Stored items from a collection:

★ ★ ★ ★ ★

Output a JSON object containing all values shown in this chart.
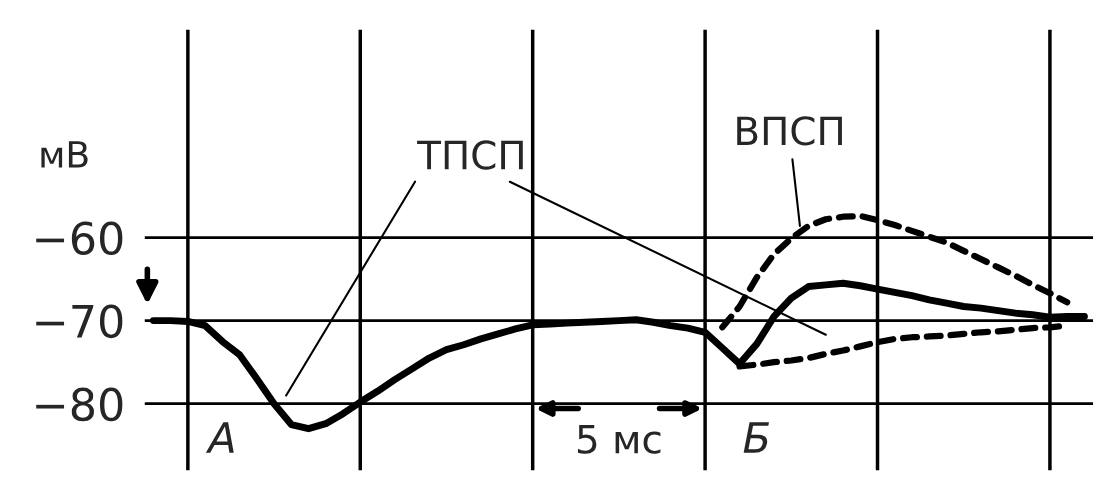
{
  "chart_data": {
    "type": "line",
    "ylabel": "мВ",
    "ylim": [
      -88,
      -35
    ],
    "categories": [
      null,
      null,
      null,
      null,
      null,
      null,
      null,
      null,
      null,
      null,
      null,
      null,
      null,
      null,
      null,
      null,
      null,
      null,
      null,
      null,
      null,
      null,
      null,
      null,
      null,
      null,
      null,
      null,
      null,
      null,
      null,
      null,
      null,
      null,
      null,
      null,
      null,
      null,
      null,
      null,
      null,
      null,
      null,
      null,
      null,
      null,
      null,
      null,
      null,
      null,
      null,
      null,
      null,
      null,
      null
    ],
    "yticks": [
      {
        "value": -80,
        "label": "−80"
      },
      {
        "value": -70,
        "label": "−70"
      },
      {
        "value": -60,
        "label": "−60"
      }
    ],
    "tick_labels": "y",
    "grid": true,
    "marker": "none",
    "series": [
      {
        "color": "#000000",
        "line_style": "solid",
        "values": [
          -70,
          -70,
          -70.1,
          -70.6,
          -72.5,
          -74.1,
          -77,
          -80,
          -82.5,
          -83,
          -82.4,
          -81.2,
          -79.8,
          -78.5,
          -77.1,
          -75.8,
          -74.5,
          -73.5,
          -72.9,
          -72.2,
          -71.6,
          -71,
          -70.5,
          -70.4,
          -70.3,
          -70.2,
          -70.1,
          -70,
          -69.9,
          -70.2,
          -70.6,
          -70.9,
          -71.4,
          -73.3,
          -75.2,
          -72.8,
          -69.5,
          -67.3,
          -65.9,
          -65.7,
          -65.5,
          -65.8,
          -66.2,
          -66.6,
          -67,
          -67.5,
          -67.9,
          -68.3,
          -68.5,
          -68.8,
          -69.1,
          -69.3,
          -69.6,
          -69.5,
          -69.5
        ]
      },
      {
        "color": "#000000",
        "line_style": "dashed",
        "values": [
          null,
          null,
          null,
          null,
          null,
          null,
          null,
          null,
          null,
          null,
          null,
          null,
          null,
          null,
          null,
          null,
          null,
          null,
          null,
          null,
          null,
          null,
          null,
          null,
          null,
          null,
          null,
          null,
          null,
          null,
          null,
          null,
          null,
          -70.8,
          -68.3,
          -64.8,
          -62,
          -60.1,
          -58.6,
          -57.8,
          -57.5,
          -57.4,
          -57.9,
          -58.5,
          -59.2,
          -59.9,
          -60.6,
          -61.6,
          -62.6,
          -63.6,
          -64.6,
          -65.7,
          -66.7,
          -67.8,
          null
        ]
      },
      {
        "color": "#000000",
        "line_style": "dashed",
        "values": [
          null,
          null,
          null,
          null,
          null,
          null,
          null,
          null,
          null,
          null,
          null,
          null,
          null,
          null,
          null,
          null,
          null,
          null,
          null,
          null,
          null,
          null,
          null,
          null,
          null,
          null,
          null,
          null,
          null,
          null,
          null,
          null,
          null,
          null,
          -75.5,
          -75.3,
          -75,
          -74.8,
          -74.5,
          -74,
          -73.6,
          -73.1,
          -72.6,
          -72.2,
          -72,
          -71.9,
          -71.8,
          -71.6,
          -71.4,
          -71.3,
          -71.1,
          -70.9,
          -70.8,
          -70.6,
          null
        ]
      }
    ],
    "annotations": [
      "ТПСП",
      "ВПСП",
      "А",
      "Б",
      "5 мс"
    ]
  }
}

★ ★ ★ ★ ★

Restate the data above word for word. Do not include the images.

Output a JSON object containing all values shown in this chart.
{
  "chart_data": {
    "type": "line",
    "ylabel": "мВ",
    "ylim": [
      -88,
      -35
    ],
    "categories": [
      null,
      null,
      null,
      null,
      null,
      null,
      null,
      null,
      null,
      null,
      null,
      null,
      null,
      null,
      null,
      null,
      null,
      null,
      null,
      null,
      null,
      null,
      null,
      null,
      null,
      null,
      null,
      null,
      null,
      null,
      null,
      null,
      null,
      null,
      null,
      null,
      null,
      null,
      null,
      null,
      null,
      null,
      null,
      null,
      null,
      null,
      null,
      null,
      null,
      null,
      null,
      null,
      null,
      null,
      null
    ],
    "yticks": [
      {
        "value": -80,
        "label": "−80"
      },
      {
        "value": -70,
        "label": "−70"
      },
      {
        "value": -60,
        "label": "−60"
      }
    ],
    "tick_labels": "y",
    "grid": true,
    "marker": "none",
    "series": [
      {
        "color": "#000000",
        "line_style": "solid",
        "values": [
          -70,
          -70,
          -70.1,
          -70.6,
          -72.5,
          -74.1,
          -77,
          -80,
          -82.5,
          -83,
          -82.4,
          -81.2,
          -79.8,
          -78.5,
          -77.1,
          -75.8,
          -74.5,
          -73.5,
          -72.9,
          -72.2,
          -71.6,
          -71,
          -70.5,
          -70.4,
          -70.3,
          -70.2,
          -70.1,
          -70,
          -69.9,
          -70.2,
          -70.6,
          -70.9,
          -71.4,
          -73.3,
          -75.2,
          -72.8,
          -69.5,
          -67.3,
          -65.9,
          -65.7,
          -65.5,
          -65.8,
          -66.2,
          -66.6,
          -67,
          -67.5,
          -67.9,
          -68.3,
          -68.5,
          -68.8,
          -69.1,
          -69.3,
          -69.6,
          -69.5,
          -69.5
        ]
      },
      {
        "color": "#000000",
        "line_style": "dashed",
        "values": [
          null,
          null,
          null,
          null,
          null,
          null,
          null,
          null,
          null,
          null,
          null,
          null,
          null,
          null,
          null,
          null,
          null,
          null,
          null,
          null,
          null,
          null,
          null,
          null,
          null,
          null,
          null,
          null,
          null,
          null,
          null,
          null,
          null,
          -70.8,
          -68.3,
          -64.8,
          -62,
          -60.1,
          -58.6,
          -57.8,
          -57.5,
          -57.4,
          -57.9,
          -58.5,
          -59.2,
          -59.9,
          -60.6,
          -61.6,
          -62.6,
          -63.6,
          -64.6,
          -65.7,
          -66.7,
          -67.8,
          null
        ]
      },
      {
        "color": "#000000",
        "line_style": "dashed",
        "values": [
          null,
          null,
          null,
          null,
          null,
          null,
          null,
          null,
          null,
          null,
          null,
          null,
          null,
          null,
          null,
          null,
          null,
          null,
          null,
          null,
          null,
          null,
          null,
          null,
          null,
          null,
          null,
          null,
          null,
          null,
          null,
          null,
          null,
          null,
          -75.5,
          -75.3,
          -75,
          -74.8,
          -74.5,
          -74,
          -73.6,
          -73.1,
          -72.6,
          -72.2,
          -72,
          -71.9,
          -71.8,
          -71.6,
          -71.4,
          -71.3,
          -71.1,
          -70.9,
          -70.8,
          -70.6,
          null
        ]
      }
    ],
    "annotations": [
      "ТПСП",
      "ВПСП",
      "А",
      "Б",
      "5 мс"
    ]
  }
}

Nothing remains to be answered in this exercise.